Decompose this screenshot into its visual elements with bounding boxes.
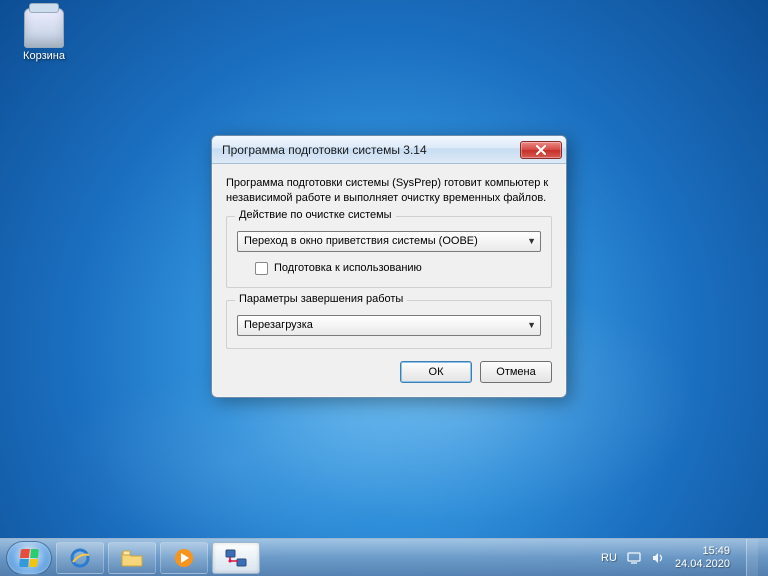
media-player-icon [173,547,195,569]
clock-date: 24.04.2020 [675,558,730,571]
shutdown-value: Перезагрузка [244,319,313,331]
sysprep-dialog: Программа подготовки системы 3.14 Програ… [211,135,567,398]
taskbar-ie-button[interactable] [56,542,104,574]
close-icon [535,145,547,155]
show-desktop-button[interactable] [746,539,758,576]
taskbar-sysprep-button[interactable] [212,542,260,574]
sysprep-icon [224,547,248,569]
clock-time: 15:49 [675,545,730,558]
titlebar[interactable]: Программа подготовки системы 3.14 [212,136,566,164]
system-tray: RU 15:49 24.04.2020 [601,539,762,576]
ok-button[interactable]: ОК [400,361,472,383]
windows-logo-icon [19,549,39,567]
generalize-label: Подготовка к использованию [274,262,422,274]
chevron-down-icon: ▼ [527,236,536,246]
generalize-row[interactable]: Подготовка к использованию [255,262,541,275]
clock[interactable]: 15:49 24.04.2020 [675,545,730,570]
chevron-down-icon: ▼ [527,320,536,330]
close-button[interactable] [520,141,562,159]
taskbar-media-button[interactable] [160,542,208,574]
dialog-body: Программа подготовки системы (SysPrep) г… [212,164,566,397]
button-row: ОК Отмена [226,361,552,383]
dialog-description: Программа подготовки системы (SysPrep) г… [226,176,552,206]
recycle-bin-icon [24,8,64,48]
recycle-bin[interactable]: Корзина [14,8,74,62]
language-indicator[interactable]: RU [601,552,617,564]
taskbar: RU 15:49 24.04.2020 [0,538,768,576]
taskbar-explorer-button[interactable] [108,542,156,574]
volume-icon[interactable] [651,551,665,565]
cancel-button[interactable]: Отмена [480,361,552,383]
cleanup-group-label: Действие по очистке системы [235,209,396,221]
ie-icon [69,547,91,569]
shutdown-group-label: Параметры завершения работы [235,293,407,305]
shutdown-combo[interactable]: Перезагрузка ▼ [237,315,541,336]
shutdown-group: Параметры завершения работы Перезагрузка… [226,300,552,349]
cleanup-action-value: Переход в окно приветствия системы (OOBE… [244,235,478,247]
window-title: Программа подготовки системы 3.14 [222,143,427,157]
cleanup-action-combo[interactable]: Переход в окно приветствия системы (OOBE… [237,231,541,252]
desktop[interactable]: Корзина Программа подготовки системы 3.1… [0,0,768,576]
action-center-icon[interactable] [627,552,641,564]
generalize-checkbox[interactable] [255,262,268,275]
cleanup-group: Действие по очистке системы Переход в ок… [226,216,552,288]
recycle-bin-label: Корзина [14,50,74,62]
start-button[interactable] [6,541,52,575]
folder-icon [120,548,144,568]
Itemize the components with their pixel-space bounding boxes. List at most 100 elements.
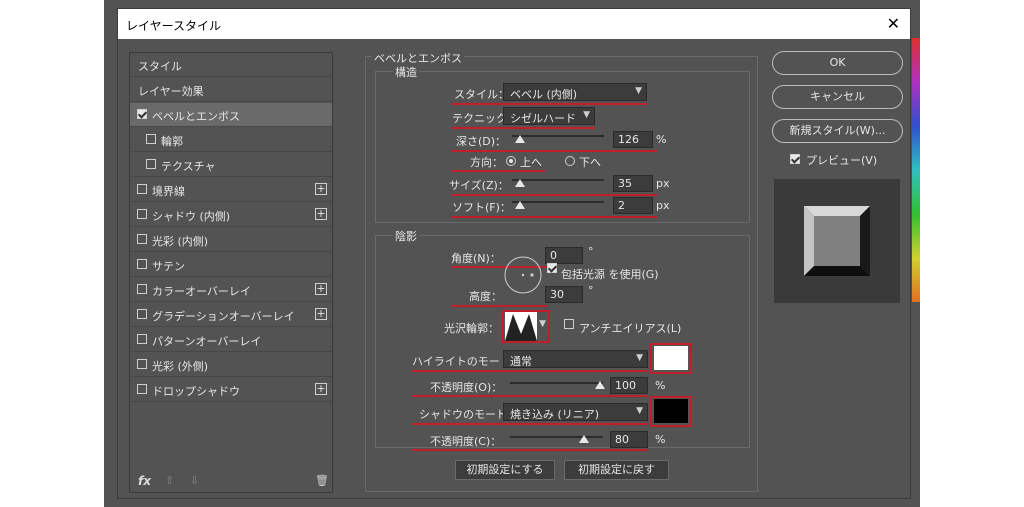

☆ ☆ ☆ ☆ ☆ ☆ ☆

Copy out every line of the data above word for word, leaving out the pictures.

Decompose this screenshot into its visual elements with bounding boxes.
media-player-icon [173,547,195,569]
clock-date: 24.04.2020 [675,558,730,571]
shutdown-value: Перезагрузка [244,319,313,331]
sysprep-dialog: Программа подготовки системы 3.14 Програ… [211,135,567,398]
taskbar-ie-button[interactable] [56,542,104,574]
close-icon [535,145,547,155]
show-desktop-button[interactable] [746,539,758,576]
taskbar-sysprep-button[interactable] [212,542,260,574]
sysprep-icon [224,547,248,569]
clock-time: 15:49 [675,545,730,558]
titlebar[interactable]: Программа подготовки системы 3.14 [212,136,566,164]
system-tray: RU 15:49 24.04.2020 [601,539,762,576]
ok-button[interactable]: ОК [400,361,472,383]
windows-logo-icon [19,549,39,567]
generalize-label: Подготовка к использованию [274,262,422,274]
chevron-down-icon: ▼ [527,236,536,246]
generalize-row[interactable]: Подготовка к использованию [255,262,541,275]
clock[interactable]: 15:49 24.04.2020 [675,545,730,570]
chevron-down-icon: ▼ [527,320,536,330]
close-button[interactable] [520,141,562,159]
taskbar-media-button[interactable] [160,542,208,574]
dialog-body: Программа подготовки системы (SysPrep) г… [212,164,566,397]
button-row: ОК Отмена [226,361,552,383]
dialog-description: Программа подготовки системы (SysPrep) г… [226,176,552,206]
recycle-bin-icon [24,8,64,48]
recycle-bin[interactable]: Корзина [14,8,74,62]
language-indicator[interactable]: RU [601,552,617,564]
taskbar: RU 15:49 24.04.2020 [0,538,768,576]
taskbar-explorer-button[interactable] [108,542,156,574]
volume-icon[interactable] [651,551,665,565]
cancel-button[interactable]: Отмена [480,361,552,383]
cleanup-group-label: Действие по очистке системы [235,209,396,221]
ie-icon [69,547,91,569]
shutdown-group-label: Параметры завершения работы [235,293,407,305]
shutdown-combo[interactable]: Перезагрузка ▼ [237,315,541,336]
shutdown-group: Параметры завершения работы Перезагрузка… [226,300,552,349]
cleanup-action-value: Переход в окно приветствия системы (OOBE… [244,235,478,247]
window-title: Программа подготовки системы 3.14 [222,143,427,157]
cleanup-action-combo[interactable]: Переход в окно приветствия системы (OOBE… [237,231,541,252]
desktop[interactable]: Корзина Программа подготовки системы 3.1… [0,0,768,576]
action-center-icon[interactable] [627,552,641,564]
generalize-checkbox[interactable] [255,262,268,275]
cleanup-group: Действие по очистке системы Переход в ок… [226,216,552,288]
recycle-bin-label: Корзина [14,50,74,62]
start-button[interactable] [6,541,52,575]
folder-icon [120,548,144,568]
Itemize the components with their pixel-space bounding boxes. List at most 100 elements.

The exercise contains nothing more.